● Prompt: Retype each line exactly. Skip images.

— begin Dataset rows —

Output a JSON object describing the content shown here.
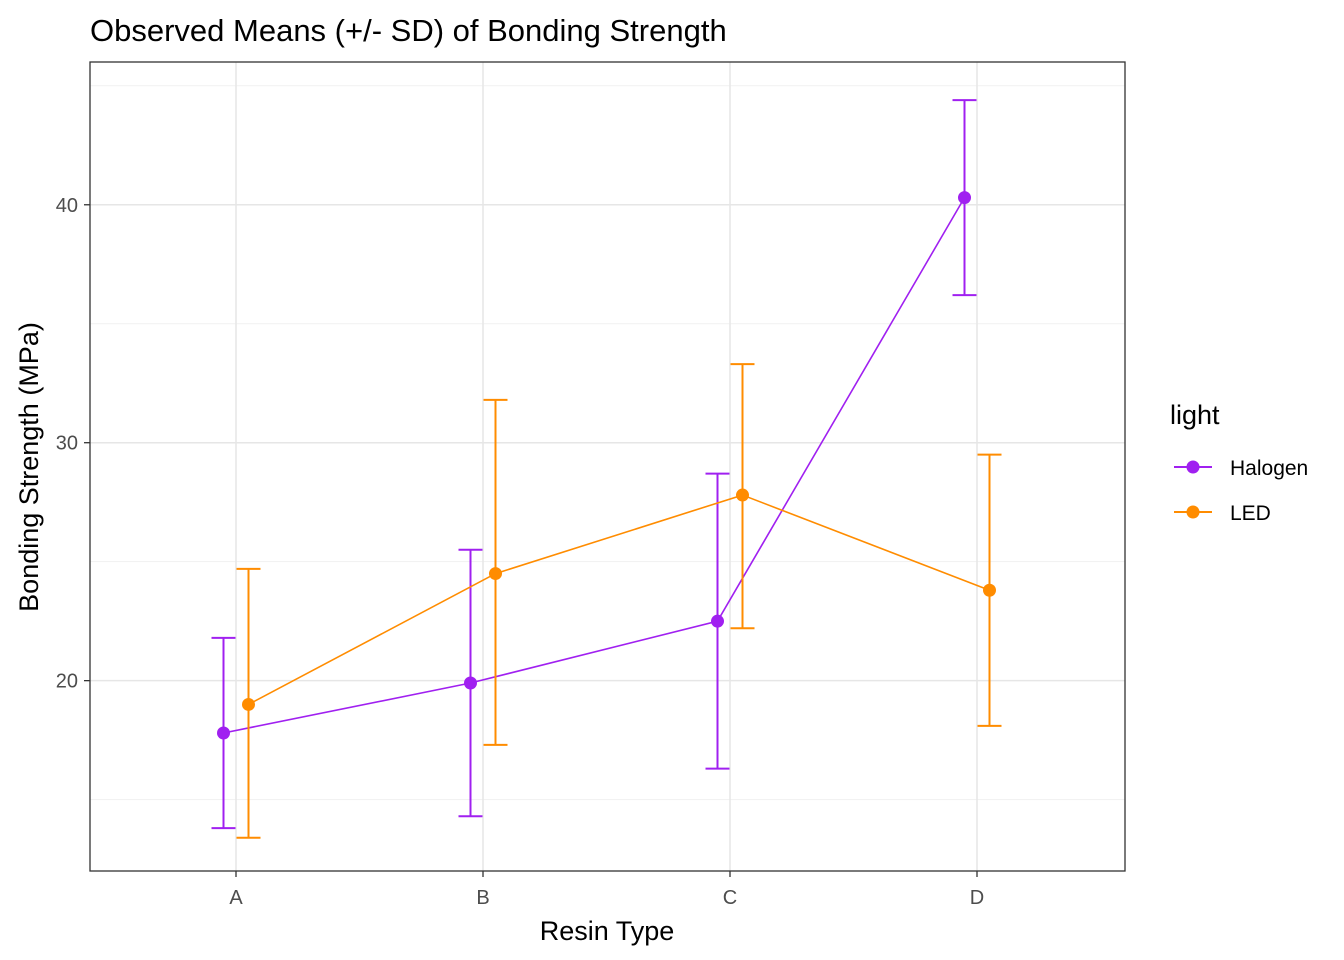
{
  "chart_data": {
    "type": "line",
    "title": "Observed Means (+/- SD) of Bonding Strength",
    "xlabel": "Resin Type",
    "ylabel": "Bonding Strength (MPa)",
    "categories": [
      "A",
      "B",
      "C",
      "D"
    ],
    "ylim": [
      12.0,
      46.0
    ],
    "yticks": [
      20,
      30,
      40
    ],
    "grid": true,
    "legend": {
      "title": "light",
      "position": "right"
    },
    "error_bars": "SD",
    "series": [
      {
        "name": "Halogen",
        "color": "#a020f0",
        "mean": [
          17.8,
          19.9,
          22.5,
          40.3
        ],
        "lower": [
          13.8,
          14.3,
          16.3,
          36.2
        ],
        "upper": [
          21.8,
          25.5,
          28.7,
          44.4
        ]
      },
      {
        "name": "LED",
        "color": "#ff8c00",
        "mean": [
          19.0,
          24.5,
          27.8,
          23.8
        ],
        "lower": [
          13.4,
          17.3,
          22.2,
          18.1
        ],
        "upper": [
          24.7,
          31.8,
          33.3,
          29.5
        ]
      }
    ]
  }
}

— end Dataset rows —

● Correct answer:
Output a JSON object describing the content shown here.
{
  "chart_data": {
    "type": "line",
    "title": "Observed Means (+/- SD) of Bonding Strength",
    "xlabel": "Resin Type",
    "ylabel": "Bonding Strength (MPa)",
    "categories": [
      "A",
      "B",
      "C",
      "D"
    ],
    "ylim": [
      12.0,
      46.0
    ],
    "yticks": [
      20,
      30,
      40
    ],
    "grid": true,
    "legend": {
      "title": "light",
      "position": "right"
    },
    "error_bars": "SD",
    "series": [
      {
        "name": "Halogen",
        "color": "#a020f0",
        "mean": [
          17.8,
          19.9,
          22.5,
          40.3
        ],
        "lower": [
          13.8,
          14.3,
          16.3,
          36.2
        ],
        "upper": [
          21.8,
          25.5,
          28.7,
          44.4
        ]
      },
      {
        "name": "LED",
        "color": "#ff8c00",
        "mean": [
          19.0,
          24.5,
          27.8,
          23.8
        ],
        "lower": [
          13.4,
          17.3,
          22.2,
          18.1
        ],
        "upper": [
          24.7,
          31.8,
          33.3,
          29.5
        ]
      }
    ]
  }
}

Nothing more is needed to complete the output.